Reproduce everything from "The following is" down to "Lieutenants for Montgomeryshire." in the list of Lord Lieutenants of Montgomeryshire.

#### [Excerpt to read]
- Opening Delimiter -

The following is a list of people who have held the title of Lord Lieutenant of Montgomeryshire. After 1761, all Lord Lieutenants were also Custos Rotulorum of Montgomeryshire. The office was abolished on 31 March 1974 and replaced by the Lord Lieutenant of Powys, with Deputy Lieutenants for Montgomeryshire.

==Lord Lieutenants of Montgomeryshire to 1974==
See Lord Lieutenant of Wales for before 1694
- Robert Devereux, 3rd Earl of Essex (appointed by Parliament) 1642 – 14 September 1646
- Charles Talbot, 1st Duke of Shrewsbury 31 May 1694 – 10 March 1696
- Charles Gerard, 2nd Earl of Macclesfield 10 March 1696 – 5 November 1701
- William Stanley, 9th Earl of Derby 18 June 1702 – 5 November 1702
- Hugh Cholmondeley, 1st Earl of Cholmondeley 2 December 1702 – 4 September 1713
- Other Windsor, 2nd Earl of Plymouth 4 September 1713 – 21 October 1714
- Hugh Cholmondeley, 1st Earl of Cholmondeley 21 October 1714 – 18 January 1725
- George Cholmondeley, 2nd Earl of Cholmondeley 7 April 1725 – 7 May 1733
- George Cholmondeley, 3rd Earl of Cholmondeley 14 June 1733 – 25 October 1760
- Henry Herbert, 1st Earl of Powis 4 July 1761 – 10 September 1772
- Robert Clive 17 June 1773 – 2 November 1774
- Francis Seymour-Conway, 1st Earl of Hertford 20 April 1775 – 21 November 1776
- George Herbert, 2nd Earl of Powis 21 November 1776 – 16 January 1801
- vacant
- Edward Clive, 1st Earl of Powis 18 May 1804 – 20 November 1830
- Edward Herbert, 2nd Earl of Powis 20 November 1830 – 17 January 1848
- Charles Hanbury-Tracy, 1st Baron Sudeley 26 February 1848 – 10 February 1858
- Thomas Hanbury-Tracy, 2nd Baron Sudeley 4 March 1858 – 19 February 1863
- Sudeley Hanbury-Tracy, 3rd Baron Sudeley 21 April 1863 – 28 April 1877
- Edward James Herbert, 3rd Earl of Powis 25 May 1877 – 7 May 1891
- Sir Herbert Williams-Wynn, 7th Baronet 10 June 1891 – 24 May 1944
- Sir George Frederick Hamer 26 June 1950 – 4 April 1960
- Col. John Lyon Corbett-Winder, † 4 April 1960 – 31 March 1974

† Became the first Lord Lieutenant of Powys on 1 April 1974.

- Closing Delimiter -

#### [Supplied records]

- Opening Delimiter -

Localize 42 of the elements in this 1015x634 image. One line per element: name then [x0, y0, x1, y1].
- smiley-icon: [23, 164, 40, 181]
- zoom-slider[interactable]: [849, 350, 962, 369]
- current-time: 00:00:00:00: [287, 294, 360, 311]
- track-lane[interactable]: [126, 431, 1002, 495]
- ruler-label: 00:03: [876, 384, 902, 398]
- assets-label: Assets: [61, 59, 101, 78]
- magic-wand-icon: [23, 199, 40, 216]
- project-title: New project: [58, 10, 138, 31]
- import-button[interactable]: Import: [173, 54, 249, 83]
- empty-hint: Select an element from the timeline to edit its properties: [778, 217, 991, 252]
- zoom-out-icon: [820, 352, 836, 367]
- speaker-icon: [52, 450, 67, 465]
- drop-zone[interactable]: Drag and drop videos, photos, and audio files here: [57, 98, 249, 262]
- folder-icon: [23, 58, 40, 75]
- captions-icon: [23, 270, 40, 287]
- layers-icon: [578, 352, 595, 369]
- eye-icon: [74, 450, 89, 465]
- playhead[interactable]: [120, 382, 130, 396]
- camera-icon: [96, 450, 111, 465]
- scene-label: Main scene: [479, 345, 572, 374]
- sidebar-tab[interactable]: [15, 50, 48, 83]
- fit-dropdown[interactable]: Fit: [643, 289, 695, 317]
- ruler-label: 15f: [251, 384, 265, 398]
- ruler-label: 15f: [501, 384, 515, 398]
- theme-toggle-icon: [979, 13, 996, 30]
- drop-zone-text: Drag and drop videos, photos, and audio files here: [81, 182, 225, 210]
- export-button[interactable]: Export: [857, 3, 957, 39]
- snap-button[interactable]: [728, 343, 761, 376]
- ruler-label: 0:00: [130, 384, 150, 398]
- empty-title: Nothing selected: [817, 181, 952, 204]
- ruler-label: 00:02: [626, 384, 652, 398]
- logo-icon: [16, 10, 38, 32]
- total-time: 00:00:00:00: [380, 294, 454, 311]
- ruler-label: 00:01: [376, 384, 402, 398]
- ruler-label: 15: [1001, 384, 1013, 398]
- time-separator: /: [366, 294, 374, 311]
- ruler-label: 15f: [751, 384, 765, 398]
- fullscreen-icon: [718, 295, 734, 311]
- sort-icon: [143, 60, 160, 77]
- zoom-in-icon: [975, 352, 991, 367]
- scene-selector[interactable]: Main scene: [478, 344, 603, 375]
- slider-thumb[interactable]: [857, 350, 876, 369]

- Closing Delimiter -

#### [Result for this task]
The following is a list of people who have held the title of Lord Lieutenant of Montgomeryshire. After 1761, all Lord Lieutenants were also Custos Rotulorum of Montgomeryshire. The office was abolished on 31 March 1974 and replaced by the Lord Lieutenant of Powys, with Deputy Lieutenants for Montgomeryshire.